**Directive**
Drop the pictures, then extract the listing word for word.

(Stored records)
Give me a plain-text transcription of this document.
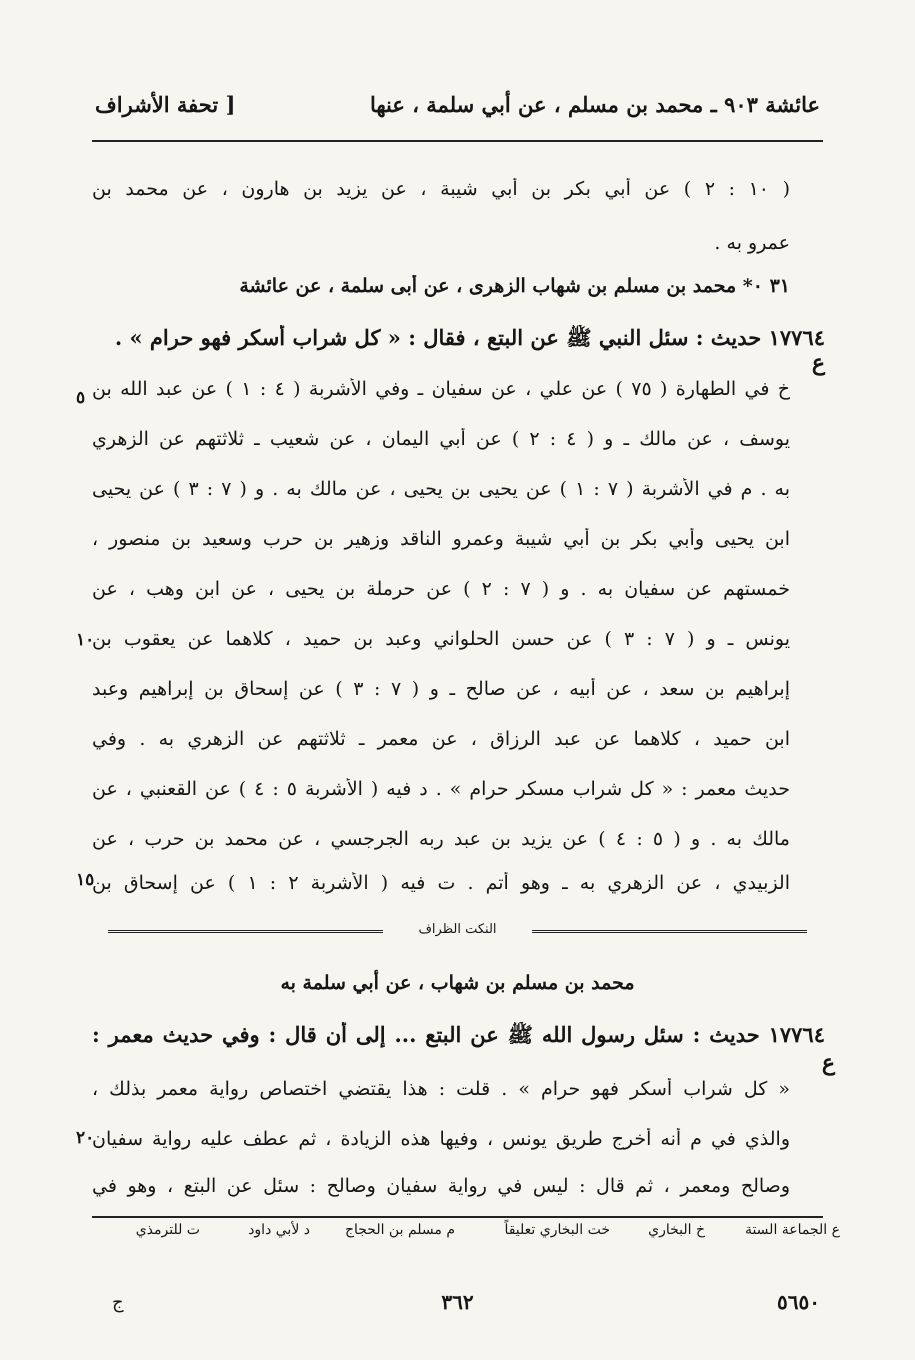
عائشة ٩٠٣ ـ محمد بن مسلم ، عن أبي سلمة ، عنها
[ تحفة الأشراف
( ١٠ : ٢ ) عن أبي بكر بن أبي شيبة ، عن يزيد بن هارون ، عن محمد بن
عمرو به .
٣١ ٠* محمد بن مسلم بن شهاب الزهرى ، عن أبى سلمة ، عن عائشة
١٧٧٦٤ حديث : سئل النبي ﷺ عن البتع ، فقال : « كل شراب أسكر فهو حرام » .
خ في الطهارة ( ٧٥ ) عن علي ، عن سفيان ـ وفي الأشربة ( ٤ : ١ ) عن عبد الله بن
يوسف ، عن مالك ـ و ( ٤ : ٢ ) عن أبي اليمان ، عن شعيب ـ ثلاثتهم عن الزهري
به . م في الأشربة ( ٧ : ١ ) عن يحيى بن يحيى ، عن مالك به . و ( ٧ : ٣ ) عن يحيى
ابن يحيى وأبي بكر بن أبي شيبة وعمرو الناقد وزهير بن حرب وسعيد بن منصور ،
خمستهم عن سفيان به . و ( ٧ : ٢ ) عن حرملة بن يحيى ، عن ابن وهب ، عن
يونس ـ و ( ٧ : ٣ ) عن حسن الحلواني وعبد بن حميد ، كلاهما عن يعقوب بن
إبراهيم بن سعد ، عن أبيه ، عن صالح ـ و ( ٧ : ٣ ) عن إسحاق بن إبراهيم وعبد
ابن حميد ، كلاهما عن عبد الرزاق ، عن معمر ـ ثلاثتهم عن الزهري به . وفي
حديث معمر : « كل شراب مسكر حرام » . د فيه ( الأشربة ٥ : ٤ ) عن القعنبي ، عن
مالك به . و ( ٥ : ٤ ) عن يزيد بن عبد ربه الجرجسي ، عن محمد بن حرب ، عن
الزبيدي ، عن الزهري به ـ وهو أتم . ت فيه ( الأشربة ٢ : ١ ) عن إسحاق بن
٥
١٠
١٥
٢٠
ع
ع
النكت الظراف
محمد بن مسلم بن شهاب ، عن أبي سلمة به
١٧٧٦٤ حديث : سئل رسول الله ﷺ عن البتع ... إلى أن قال : وفي حديث معمر :
« كل شراب أسكر فهو حرام » . قلت : هذا يقتضي اختصاص رواية معمر بذلك ،
والذي في م أنه أخرج طريق يونس ، وفيها هذه الزيادة ، ثم عطف عليه رواية سفيان
وصالح ومعمر ، ثم قال : ليس في رواية سفيان وصالح : سئل عن البتع ، وهو في
ع الجماعة الستة
خ البخاري
خت البخاري تعليقاً
م مسلم بن الحجاج
د لأبي داود
ت للترمذي
٣٦٢	٥٦٥٠
ج
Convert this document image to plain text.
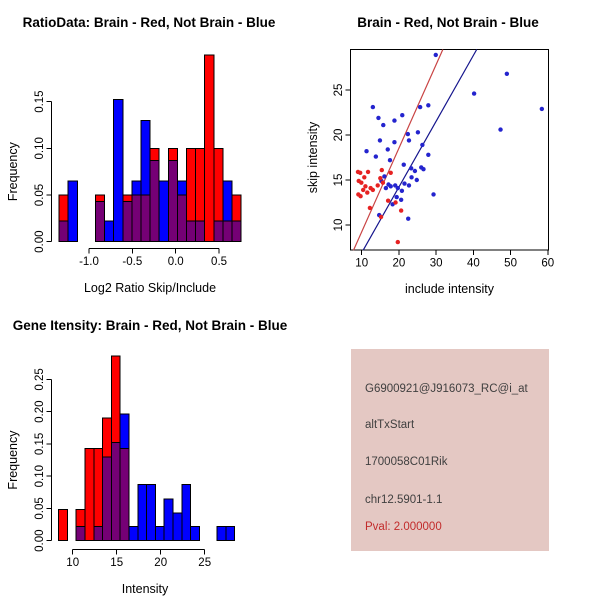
RatioData: Brain - Red, Not Brain - Blue
0.00
0.05
0.10
0.15
Frequency
-1.0 -0.5 0.0 0.5
Log2 Ratio Skip/Include
Brain - Red, Not Brain - Blue
10
15
20
25
skip intensity
10 20 30 40 50 60
include intensity
Gene Itensity: Brain - Red, Not Brain - Blue
0.00
0.05
0.10
0.15
0.20
0.25
Frequency
10	15	20	25
Intensity
G6900921@J916073_RC@i_at
altTxStart
1700058C01Rik
chr12.5901-1.1
Pval: 2.000000
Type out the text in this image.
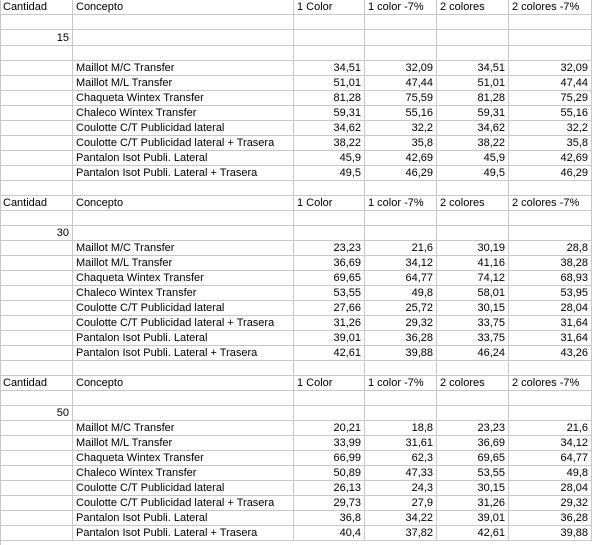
Cantidad	Concepto	1 Color	1 color -7%	2 colores	2 colores -7%
15
Maillot M/C Transfer	34,51	32,09	34,51	32,09
Maillot M/L Transfer	51,01	47,44	51,01	47,44
Chaqueta Wintex Transfer	81,28	75,59	81,28	75,29
Chaleco Wintex Transfer	59,31	55,16	59,31	55,16
Coulotte C/T Publicidad lateral	34,62	32,2	34,62	32,2
Coulotte C/T Publicidad lateral + Trasera	38,22	35,8	38,22	35,8
Pantalon Isot Publi. Lateral	45,9	42,69	45,9	42,69
Pantalon Isot Publi. Lateral + Trasera	49,5	46,29	49,5	46,29
Cantidad	Concepto	1 Color	1 color -7%	2 colores	2 colores -7%
30
Maillot M/C Transfer	23,23	21,6	30,19	28,8
Maillot M/L Transfer	36,69	34,12	41,16	38,28
Chaqueta Wintex Transfer	69,65	64,77	74,12	68,93
Chaleco Wintex Transfer	53,55	49,8	58,01	53,95
Coulotte C/T Publicidad lateral	27,66	25,72	30,15	28,04
Coulotte C/T Publicidad lateral + Trasera	31,26	29,32	33,75	31,64
Pantalon Isot Publi. Lateral	39,01	36,28	33,75	31,64
Pantalon Isot Publi. Lateral + Trasera	42,61	39,88	46,24	43,26
Cantidad	Concepto	1 Color	1 color -7%	2 colores	2 colores -7%
50
Maillot M/C Transfer	20,21	18,8	23,23	21,6
Maillot M/L Transfer	33,99	31,61	36,69	34,12
Chaqueta Wintex Transfer	66,99	62,3	69,65	64,77
Chaleco Wintex Transfer	50,89	47,33	53,55	49,8
Coulotte C/T Publicidad lateral	26,13	24,3	30,15	28,04
Coulotte C/T Publicidad lateral + Trasera	29,73	27,9	31,26	29,32
Pantalon Isot Publi. Lateral	36,8	34,22	39,01	36,28
Pantalon Isot Publi. Lateral + Trasera	40,4	37,82	42,61	39,88
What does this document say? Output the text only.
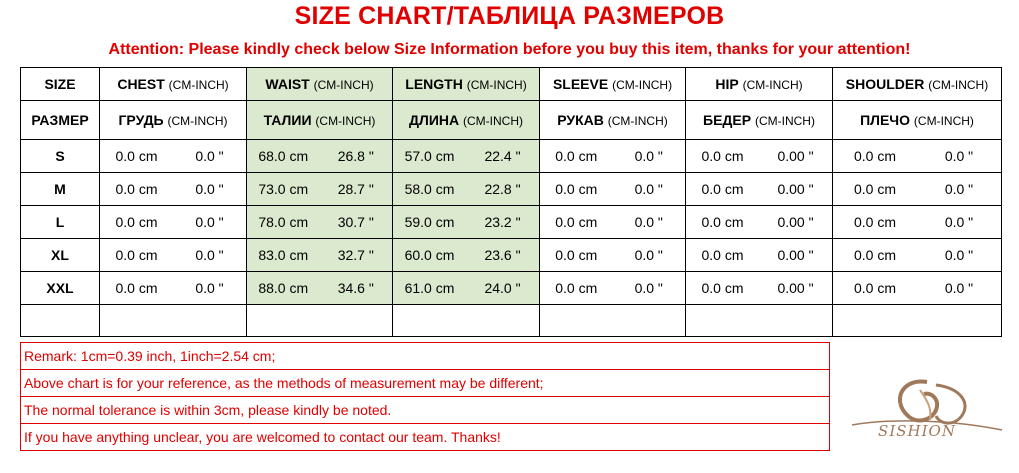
SIZE CHART/ТАБЛИЦА РАЗМЕРОВ
Attention: Please kindly check below Size Information before you buy this item, thanks for your attention!
SIZE	CHEST (CM-INCH)	WAIST (CM-INCH)	LENGTH (CM-INCH)	SLEEVE (CM-INCH)	HIP (CM-INCH)	SHOULDER (CM-INCH)
РАЗМЕР	ГРУДЬ (CM-INCH)	ТАЛИИ (CM-INCH)	ДЛИНА (CM-INCH)	РУКАВ (CM-INCH)	БЕДЕР (CM-INCH)	ПЛЕЧО (CM-INCH)
S	0.0 cm 0.0 "	68.0 cm 26.8 "	57.0 cm 22.4 "	0.0 cm 0.0 "	0.0 cm 0.00 "	0.0 cm 0.0 "

M	0.0 cm 0.0 "	73.0 cm 28.7 "	58.0 cm 22.8 "	0.0 cm 0.0 "	0.0 cm 0.00 "	0.0 cm 0.0 "

L	0.0 cm 0.0 "	78.0 cm 30.7 "	59.0 cm 23.2 "	0.0 cm 0.0 "	0.0 cm 0.00 "	0.0 cm 0.0 "

XL	0.0 cm 0.0 "	83.0 cm 32.7 "	60.0 cm 23.6 "	0.0 cm 0.0 "	0.0 cm 0.00 "	0.0 cm 0.0 "

XXL	0.0 cm 0.0 "	88.0 cm 34.6 "	61.0 cm 24.0 "	0.0 cm 0.0 "	0.0 cm 0.00 "	0.0 cm 0.0 "

Remark: 1cm=0.39 inch, 1inch=2.54 cm;
Above chart is for your reference, as the methods of measurement may be different;
The normal tolerance is within 3cm, please kindly be noted.
If you have anything unclear, you are welcomed to contact our team. Thanks!	SISHION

**Written answer**
Give me a plain-text transcription of this document.
عائشة ٩٠٣ ـ محمد بن مسلم ، عن أبي سلمة ، عنها
[ تحفة الأشراف
( ١٠ : ٢ ) عن أبي بكر بن أبي شيبة ، عن يزيد بن هارون ، عن محمد بن
عمرو به .
٣١ ٠* محمد بن مسلم بن شهاب الزهرى ، عن أبى سلمة ، عن عائشة
١٧٧٦٤ حديث : سئل النبي ﷺ عن البتع ، فقال : « كل شراب أسكر فهو حرام » .
خ في الطهارة ( ٧٥ ) عن علي ، عن سفيان ـ وفي الأشربة ( ٤ : ١ ) عن عبد الله بن
يوسف ، عن مالك ـ و ( ٤ : ٢ ) عن أبي اليمان ، عن شعيب ـ ثلاثتهم عن الزهري
به . م في الأشربة ( ٧ : ١ ) عن يحيى بن يحيى ، عن مالك به . و ( ٧ : ٣ ) عن يحيى
ابن يحيى وأبي بكر بن أبي شيبة وعمرو الناقد وزهير بن حرب وسعيد بن منصور ،
خمستهم عن سفيان به . و ( ٧ : ٢ ) عن حرملة بن يحيى ، عن ابن وهب ، عن
يونس ـ و ( ٧ : ٣ ) عن حسن الحلواني وعبد بن حميد ، كلاهما عن يعقوب بن
إبراهيم بن سعد ، عن أبيه ، عن صالح ـ و ( ٧ : ٣ ) عن إسحاق بن إبراهيم وعبد
ابن حميد ، كلاهما عن عبد الرزاق ، عن معمر ـ ثلاثتهم عن الزهري به . وفي
حديث معمر : « كل شراب مسكر حرام » . د فيه ( الأشربة ٥ : ٤ ) عن القعنبي ، عن
مالك به . و ( ٥ : ٤ ) عن يزيد بن عبد ربه الجرجسي ، عن محمد بن حرب ، عن
الزبيدي ، عن الزهري به ـ وهو أتم . ت فيه ( الأشربة ٢ : ١ ) عن إسحاق بن
٥
١٠
١٥
٢٠
ع
ع
النكت الظراف
محمد بن مسلم بن شهاب ، عن أبي سلمة به
١٧٧٦٤ حديث : سئل رسول الله ﷺ عن البتع ... إلى أن قال : وفي حديث معمر :
« كل شراب أسكر فهو حرام » . قلت : هذا يقتضي اختصاص رواية معمر بذلك ،
والذي في م أنه أخرج طريق يونس ، وفيها هذه الزيادة ، ثم عطف عليه رواية سفيان
وصالح ومعمر ، ثم قال : ليس في رواية سفيان وصالح : سئل عن البتع ، وهو في
ع الجماعة الستة
خ البخاري
خت البخاري تعليقاً
م مسلم بن الحجاج
د لأبي داود
ت للترمذي
٣٦٢	٥٦٥٠
ج
Convert this document image to plain text.
RatioData: Brain - Red, Not Brain - Blue
0.00
0.05
0.10
0.15
Frequency
-1.0 -0.5 0.0 0.5
Log2 Ratio Skip/Include
Brain - Red, Not Brain - Blue
10
15
20
25
skip intensity
10 20 30 40 50 60
include intensity
Gene Itensity: Brain - Red, Not Brain - Blue
0.00
0.05
0.10
0.15
0.20
0.25
Frequency
10	15	20	25
Intensity
G6900921@J916073_RC@i_at
altTxStart
1700058C01Rik
chr12.5901-1.1
Pval: 2.000000
Type out the text in this image.
Cantidad	Concepto	1 Color	1 color -7%	2 colores	2 colores -7%
15
Maillot M/C Transfer	34,51	32,09	34,51	32,09
Maillot M/L Transfer	51,01	47,44	51,01	47,44
Chaqueta Wintex Transfer	81,28	75,59	81,28	75,29
Chaleco Wintex Transfer	59,31	55,16	59,31	55,16
Coulotte C/T Publicidad lateral	34,62	32,2	34,62	32,2
Coulotte C/T Publicidad lateral + Trasera	38,22	35,8	38,22	35,8
Pantalon Isot Publi. Lateral	45,9	42,69	45,9	42,69
Pantalon Isot Publi. Lateral + Trasera	49,5	46,29	49,5	46,29
Cantidad	Concepto	1 Color	1 color -7%	2 colores	2 colores -7%
30
Maillot M/C Transfer	23,23	21,6	30,19	28,8
Maillot M/L Transfer	36,69	34,12	41,16	38,28
Chaqueta Wintex Transfer	69,65	64,77	74,12	68,93
Chaleco Wintex Transfer	53,55	49,8	58,01	53,95
Coulotte C/T Publicidad lateral	27,66	25,72	30,15	28,04
Coulotte C/T Publicidad lateral + Trasera	31,26	29,32	33,75	31,64
Pantalon Isot Publi. Lateral	39,01	36,28	33,75	31,64
Pantalon Isot Publi. Lateral + Trasera	42,61	39,88	46,24	43,26
Cantidad	Concepto	1 Color	1 color -7%	2 colores	2 colores -7%
50
Maillot M/C Transfer	20,21	18,8	23,23	21,6
Maillot M/L Transfer	33,99	31,61	36,69	34,12
Chaqueta Wintex Transfer	66,99	62,3	69,65	64,77
Chaleco Wintex Transfer	50,89	47,33	53,55	49,8
Coulotte C/T Publicidad lateral	26,13	24,3	30,15	28,04
Coulotte C/T Publicidad lateral + Trasera	29,73	27,9	31,26	29,32
Pantalon Isot Publi. Lateral	36,8	34,22	39,01	36,28
Pantalon Isot Publi. Lateral + Trasera	40,4	37,82	42,61	39,88
What does this document say? Output the text only.
SIZE CHART/ТАБЛИЦА РАЗМЕРОВ
Attention: Please kindly check below Size Information before you buy this item, thanks for your attention!
SIZE	CHEST (CM-INCH)	WAIST (CM-INCH)	LENGTH (CM-INCH)	SLEEVE (CM-INCH)	HIP (CM-INCH)	SHOULDER (CM-INCH)
РАЗМЕР	ГРУДЬ (CM-INCH)	ТАЛИИ (CM-INCH)	ДЛИНА (CM-INCH)	РУКАВ (CM-INCH)	БЕДЕР (CM-INCH)	ПЛЕЧО (CM-INCH)
S	0.0 cm 0.0 "	68.0 cm 26.8 "	57.0 cm 22.4 "	0.0 cm 0.0 "	0.0 cm 0.00 "	0.0 cm 0.0 "

M	0.0 cm 0.0 "	73.0 cm 28.7 "	58.0 cm 22.8 "	0.0 cm 0.0 "	0.0 cm 0.00 "	0.0 cm 0.0 "

L	0.0 cm 0.0 "	78.0 cm 30.7 "	59.0 cm 23.2 "	0.0 cm 0.0 "	0.0 cm 0.00 "	0.0 cm 0.0 "

XL	0.0 cm 0.0 "	83.0 cm 32.7 "	60.0 cm 23.6 "	0.0 cm 0.0 "	0.0 cm 0.00 "	0.0 cm 0.0 "

XXL	0.0 cm 0.0 "	88.0 cm 34.6 "	61.0 cm 24.0 "	0.0 cm 0.0 "	0.0 cm 0.00 "	0.0 cm 0.0 "

Remark: 1cm=0.39 inch, 1inch=2.54 cm;
Above chart is for your reference, as the methods of measurement may be different;
The normal tolerance is within 3cm, please kindly be noted.
If you have anything unclear, you are welcomed to contact our team. Thanks!	SISHION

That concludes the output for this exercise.